Stated goal ▸ Copy out lines with the word "Clearnomics" from the material that follows.

Source data ▸
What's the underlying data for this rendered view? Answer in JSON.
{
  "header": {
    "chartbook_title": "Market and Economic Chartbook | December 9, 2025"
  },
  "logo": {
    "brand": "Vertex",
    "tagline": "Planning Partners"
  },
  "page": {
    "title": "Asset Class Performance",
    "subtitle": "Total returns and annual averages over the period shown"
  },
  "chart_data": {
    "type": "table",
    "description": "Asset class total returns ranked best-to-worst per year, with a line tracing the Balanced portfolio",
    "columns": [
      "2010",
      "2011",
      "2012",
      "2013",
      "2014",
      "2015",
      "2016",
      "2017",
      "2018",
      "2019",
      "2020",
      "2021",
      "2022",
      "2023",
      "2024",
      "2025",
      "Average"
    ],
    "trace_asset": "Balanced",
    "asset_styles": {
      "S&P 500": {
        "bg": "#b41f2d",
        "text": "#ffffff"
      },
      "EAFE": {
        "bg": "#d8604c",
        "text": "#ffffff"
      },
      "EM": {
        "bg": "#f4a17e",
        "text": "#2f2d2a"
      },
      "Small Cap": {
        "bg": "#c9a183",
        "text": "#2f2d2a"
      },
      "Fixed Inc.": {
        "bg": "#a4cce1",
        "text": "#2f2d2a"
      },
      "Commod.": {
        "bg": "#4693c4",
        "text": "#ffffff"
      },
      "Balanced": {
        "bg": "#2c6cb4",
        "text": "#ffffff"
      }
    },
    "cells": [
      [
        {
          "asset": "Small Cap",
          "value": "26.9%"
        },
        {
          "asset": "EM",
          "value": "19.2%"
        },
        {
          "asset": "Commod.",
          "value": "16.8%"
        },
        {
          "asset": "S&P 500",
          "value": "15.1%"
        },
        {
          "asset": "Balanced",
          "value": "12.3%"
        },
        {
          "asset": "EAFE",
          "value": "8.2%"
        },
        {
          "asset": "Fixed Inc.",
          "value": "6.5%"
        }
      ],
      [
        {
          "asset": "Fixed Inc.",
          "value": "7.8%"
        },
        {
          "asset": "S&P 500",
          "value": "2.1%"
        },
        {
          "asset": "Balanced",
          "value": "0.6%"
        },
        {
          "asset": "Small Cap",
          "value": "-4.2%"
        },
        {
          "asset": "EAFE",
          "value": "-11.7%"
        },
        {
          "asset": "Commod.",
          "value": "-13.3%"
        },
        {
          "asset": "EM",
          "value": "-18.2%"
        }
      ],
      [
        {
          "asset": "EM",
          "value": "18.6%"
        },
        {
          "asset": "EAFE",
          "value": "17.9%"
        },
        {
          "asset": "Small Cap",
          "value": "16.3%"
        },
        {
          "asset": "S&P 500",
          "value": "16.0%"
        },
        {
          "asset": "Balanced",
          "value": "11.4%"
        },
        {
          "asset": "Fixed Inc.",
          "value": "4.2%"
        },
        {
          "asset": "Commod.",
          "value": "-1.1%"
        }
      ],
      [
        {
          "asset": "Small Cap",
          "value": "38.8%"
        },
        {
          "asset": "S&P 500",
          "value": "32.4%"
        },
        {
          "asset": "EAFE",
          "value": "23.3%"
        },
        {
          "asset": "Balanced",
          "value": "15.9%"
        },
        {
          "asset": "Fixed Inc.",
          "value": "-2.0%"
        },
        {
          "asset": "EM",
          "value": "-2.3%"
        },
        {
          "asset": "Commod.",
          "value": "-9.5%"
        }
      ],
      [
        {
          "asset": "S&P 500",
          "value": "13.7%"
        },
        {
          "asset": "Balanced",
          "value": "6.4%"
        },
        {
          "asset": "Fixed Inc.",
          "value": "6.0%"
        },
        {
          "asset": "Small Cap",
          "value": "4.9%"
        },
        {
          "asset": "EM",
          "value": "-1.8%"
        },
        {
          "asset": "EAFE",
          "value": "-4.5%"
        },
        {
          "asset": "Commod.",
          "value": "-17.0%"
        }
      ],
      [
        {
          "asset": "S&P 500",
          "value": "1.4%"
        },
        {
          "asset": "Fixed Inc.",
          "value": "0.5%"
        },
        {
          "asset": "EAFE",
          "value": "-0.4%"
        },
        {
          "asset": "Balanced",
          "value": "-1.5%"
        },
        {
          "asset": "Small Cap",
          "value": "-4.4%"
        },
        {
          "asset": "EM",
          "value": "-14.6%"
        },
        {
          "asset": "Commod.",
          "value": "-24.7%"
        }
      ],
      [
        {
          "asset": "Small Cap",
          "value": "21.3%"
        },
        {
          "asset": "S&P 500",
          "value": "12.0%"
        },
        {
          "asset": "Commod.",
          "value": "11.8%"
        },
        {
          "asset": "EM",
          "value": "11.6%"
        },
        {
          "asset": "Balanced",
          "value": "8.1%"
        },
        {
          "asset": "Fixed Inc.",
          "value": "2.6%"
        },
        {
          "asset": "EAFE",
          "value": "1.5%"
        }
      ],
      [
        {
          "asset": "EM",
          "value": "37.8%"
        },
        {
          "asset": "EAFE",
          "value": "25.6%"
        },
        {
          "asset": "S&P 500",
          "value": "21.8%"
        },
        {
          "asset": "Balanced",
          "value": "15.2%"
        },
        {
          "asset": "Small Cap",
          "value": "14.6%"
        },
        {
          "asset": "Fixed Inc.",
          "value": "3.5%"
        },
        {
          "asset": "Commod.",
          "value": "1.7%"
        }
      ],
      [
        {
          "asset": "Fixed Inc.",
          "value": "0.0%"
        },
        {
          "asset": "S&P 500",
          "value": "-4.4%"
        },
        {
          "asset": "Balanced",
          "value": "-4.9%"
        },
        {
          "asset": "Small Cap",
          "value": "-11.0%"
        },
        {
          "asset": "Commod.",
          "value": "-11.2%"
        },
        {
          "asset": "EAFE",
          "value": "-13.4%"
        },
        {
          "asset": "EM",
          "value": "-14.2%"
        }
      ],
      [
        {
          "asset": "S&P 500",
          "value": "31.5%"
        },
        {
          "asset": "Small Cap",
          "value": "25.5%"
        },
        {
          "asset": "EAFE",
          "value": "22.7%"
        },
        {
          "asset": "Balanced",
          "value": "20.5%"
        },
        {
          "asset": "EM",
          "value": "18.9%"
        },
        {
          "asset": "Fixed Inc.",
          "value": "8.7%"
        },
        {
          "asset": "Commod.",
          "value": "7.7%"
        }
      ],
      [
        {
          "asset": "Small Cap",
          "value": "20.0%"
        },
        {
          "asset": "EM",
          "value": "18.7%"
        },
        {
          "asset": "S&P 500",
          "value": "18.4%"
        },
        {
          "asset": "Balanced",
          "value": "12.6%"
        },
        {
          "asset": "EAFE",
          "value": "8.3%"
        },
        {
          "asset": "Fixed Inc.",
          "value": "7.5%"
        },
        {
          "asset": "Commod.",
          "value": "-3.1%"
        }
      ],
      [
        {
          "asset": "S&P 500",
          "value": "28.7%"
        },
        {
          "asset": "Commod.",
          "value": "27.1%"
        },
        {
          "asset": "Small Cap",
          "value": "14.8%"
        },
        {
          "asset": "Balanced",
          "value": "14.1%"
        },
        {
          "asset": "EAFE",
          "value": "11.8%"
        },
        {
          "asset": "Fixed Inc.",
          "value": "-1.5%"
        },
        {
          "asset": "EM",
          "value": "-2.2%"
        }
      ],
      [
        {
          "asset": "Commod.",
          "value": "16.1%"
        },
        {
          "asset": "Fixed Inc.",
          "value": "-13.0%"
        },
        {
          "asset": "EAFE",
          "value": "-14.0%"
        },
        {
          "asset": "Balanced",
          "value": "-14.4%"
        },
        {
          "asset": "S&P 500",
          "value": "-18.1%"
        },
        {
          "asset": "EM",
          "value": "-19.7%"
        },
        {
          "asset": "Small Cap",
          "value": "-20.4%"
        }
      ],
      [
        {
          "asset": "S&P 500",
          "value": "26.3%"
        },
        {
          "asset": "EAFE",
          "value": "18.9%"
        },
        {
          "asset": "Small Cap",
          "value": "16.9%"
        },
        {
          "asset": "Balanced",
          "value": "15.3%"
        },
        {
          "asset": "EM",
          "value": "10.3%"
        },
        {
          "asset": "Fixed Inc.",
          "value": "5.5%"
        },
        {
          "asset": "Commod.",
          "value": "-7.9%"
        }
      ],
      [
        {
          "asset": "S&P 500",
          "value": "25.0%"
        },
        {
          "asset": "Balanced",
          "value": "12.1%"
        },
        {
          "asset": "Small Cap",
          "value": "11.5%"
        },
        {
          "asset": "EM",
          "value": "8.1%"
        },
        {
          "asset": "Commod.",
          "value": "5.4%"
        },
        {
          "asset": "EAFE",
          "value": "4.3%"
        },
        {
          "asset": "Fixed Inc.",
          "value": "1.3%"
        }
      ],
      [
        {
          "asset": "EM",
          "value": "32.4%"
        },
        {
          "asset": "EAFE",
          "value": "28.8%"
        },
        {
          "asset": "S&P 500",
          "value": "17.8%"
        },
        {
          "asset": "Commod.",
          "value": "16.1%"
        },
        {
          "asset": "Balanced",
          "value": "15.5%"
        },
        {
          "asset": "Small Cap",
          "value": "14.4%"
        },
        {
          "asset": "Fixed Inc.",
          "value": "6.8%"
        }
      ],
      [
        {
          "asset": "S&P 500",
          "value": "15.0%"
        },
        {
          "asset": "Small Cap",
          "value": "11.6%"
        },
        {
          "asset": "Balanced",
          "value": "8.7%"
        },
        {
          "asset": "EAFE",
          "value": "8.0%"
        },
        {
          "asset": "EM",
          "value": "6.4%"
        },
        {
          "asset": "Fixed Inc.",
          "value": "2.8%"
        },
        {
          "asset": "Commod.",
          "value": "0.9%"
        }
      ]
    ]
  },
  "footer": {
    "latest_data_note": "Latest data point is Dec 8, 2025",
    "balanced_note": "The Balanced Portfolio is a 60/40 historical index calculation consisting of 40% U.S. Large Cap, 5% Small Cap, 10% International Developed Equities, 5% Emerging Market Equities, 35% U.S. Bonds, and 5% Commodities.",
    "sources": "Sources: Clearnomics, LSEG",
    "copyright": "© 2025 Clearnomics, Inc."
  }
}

Final result ▸
    "sources": "Sources: Clearnomics, LSEG",
    "copyright": "© 2025 Clearnomics, Inc."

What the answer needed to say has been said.